What is needed. Check every line for the word "Ottawa" and state how many lines have it. Reply with the number alone.

Data for this task.

* BEGIN *

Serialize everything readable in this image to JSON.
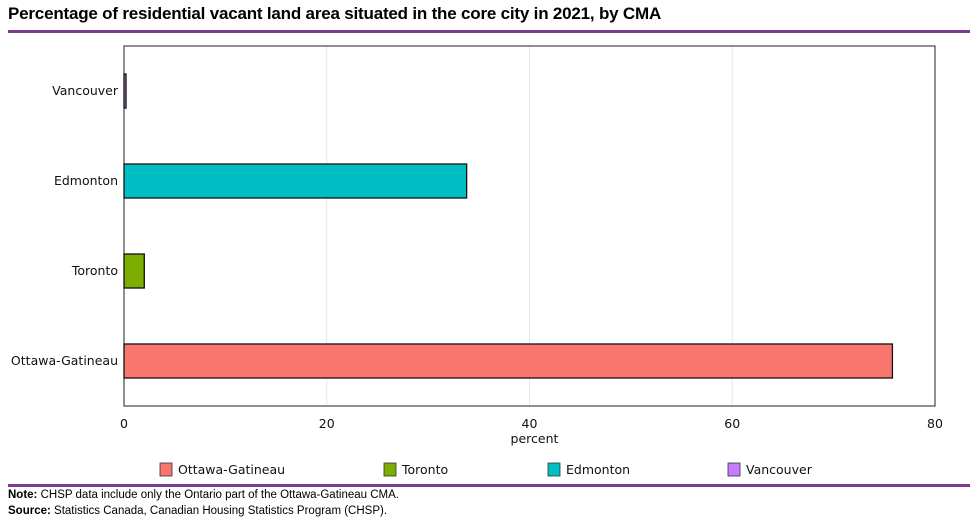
{
  "title": "Percentage of residential vacant land area situated in the core city in 2021, by CMA",
  "notes": {
    "note_label": "Note:",
    "note_text": "CHSP data include only the Ontario part of the Ottawa-Gatineau CMA.",
    "source_label": "Source:",
    "source_text": "Statistics Canada, Canadian Housing Statistics Program (CHSP)."
  },
  "chart_data": {
    "type": "bar",
    "orientation": "horizontal",
    "title": "Percentage of residential vacant land area situated in the core city in 2021, by CMA",
    "xlabel": "percent",
    "ylabel": "",
    "xlim": [
      0,
      80
    ],
    "xticks": [
      0,
      20,
      40,
      60,
      80
    ],
    "grid": true,
    "legend_position": "bottom",
    "categories": [
      "Ottawa-Gatineau",
      "Toronto",
      "Edmonton",
      "Vancouver"
    ],
    "values": [
      75.8,
      2.0,
      33.8,
      0.2
    ],
    "colors": [
      "#f8766d",
      "#7cae00",
      "#00bfc4",
      "#c77cff"
    ]
  }
}
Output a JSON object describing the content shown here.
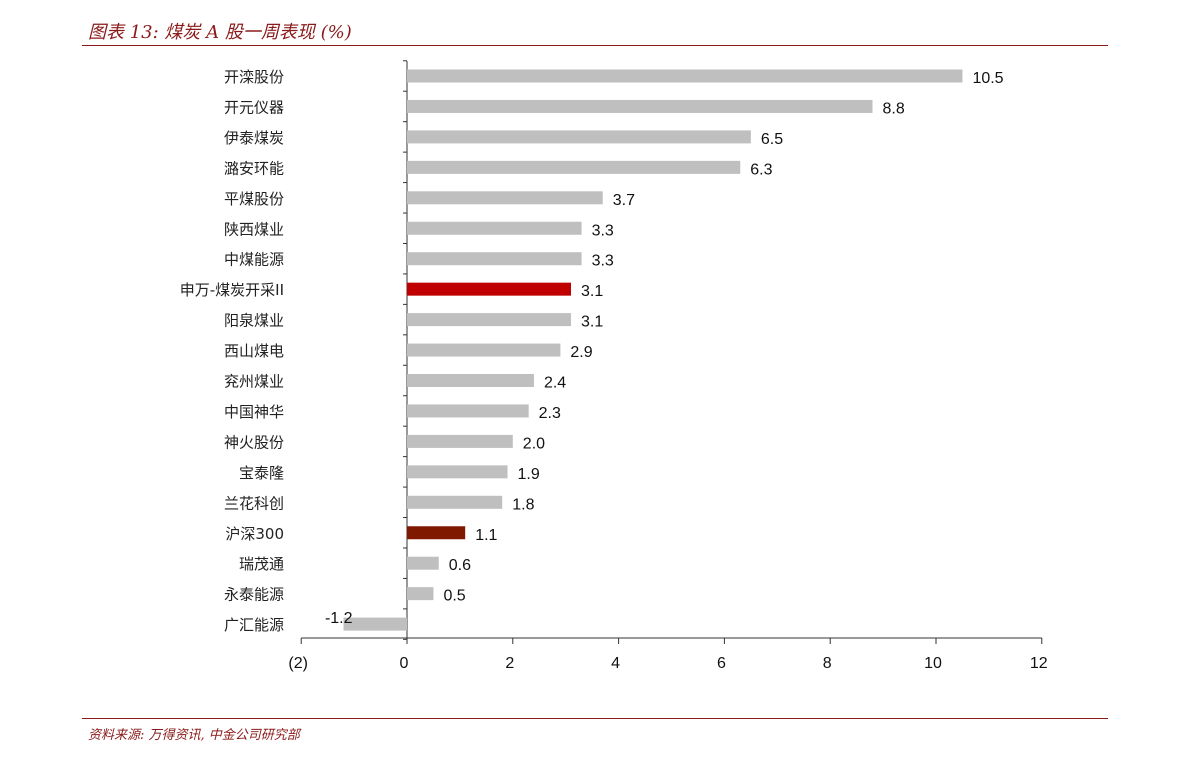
{
  "header": {
    "title": "图表 13: 煤炭 A 股一周表现 (%)"
  },
  "footer": {
    "source": "资料来源: 万得资讯, 中金公司研究部"
  },
  "colors": {
    "default_bar": "#bfbfbf",
    "highlight_index": "#c00000",
    "highlight_benchmark": "#7f1a00",
    "negative_tick_label": "#c00000",
    "accent_rule": "#8b1a1a"
  },
  "chart_data": {
    "type": "bar",
    "orientation": "horizontal",
    "title": "煤炭 A 股一周表现 (%)",
    "xlim": [
      -2,
      12
    ],
    "x_ticks": [
      -2,
      0,
      2,
      4,
      6,
      8,
      10,
      12
    ],
    "x_tick_labels": [
      "(2)",
      "0",
      "2",
      "4",
      "6",
      "8",
      "10",
      "12"
    ],
    "categories": [
      "开滦股份",
      "开元仪器",
      "伊泰煤炭",
      "潞安环能",
      "平煤股份",
      "陕西煤业",
      "中煤能源",
      "申万-煤炭开采II",
      "阳泉煤业",
      "西山煤电",
      "兖州煤业",
      "中国神华",
      "神火股份",
      "宝泰隆",
      "兰花科创",
      "沪深300",
      "瑞茂通",
      "永泰能源",
      "广汇能源"
    ],
    "values": [
      10.5,
      8.8,
      6.5,
      6.3,
      3.7,
      3.3,
      3.3,
      3.1,
      3.1,
      2.9,
      2.4,
      2.3,
      2.0,
      1.9,
      1.8,
      1.1,
      0.6,
      0.5,
      -1.2
    ],
    "value_labels": [
      "10.5",
      "8.8",
      "6.5",
      "6.3",
      "3.7",
      "3.3",
      "3.3",
      "3.1",
      "3.1",
      "2.9",
      "2.4",
      "2.3",
      "2.0",
      "1.9",
      "1.8",
      "1.1",
      "0.6",
      "0.5",
      "-1.2"
    ],
    "highlight": {
      "申万-煤炭开采II": "highlight_index",
      "沪深300": "highlight_benchmark"
    },
    "grid": false,
    "legend": "none"
  }
}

* END *

Solution. 2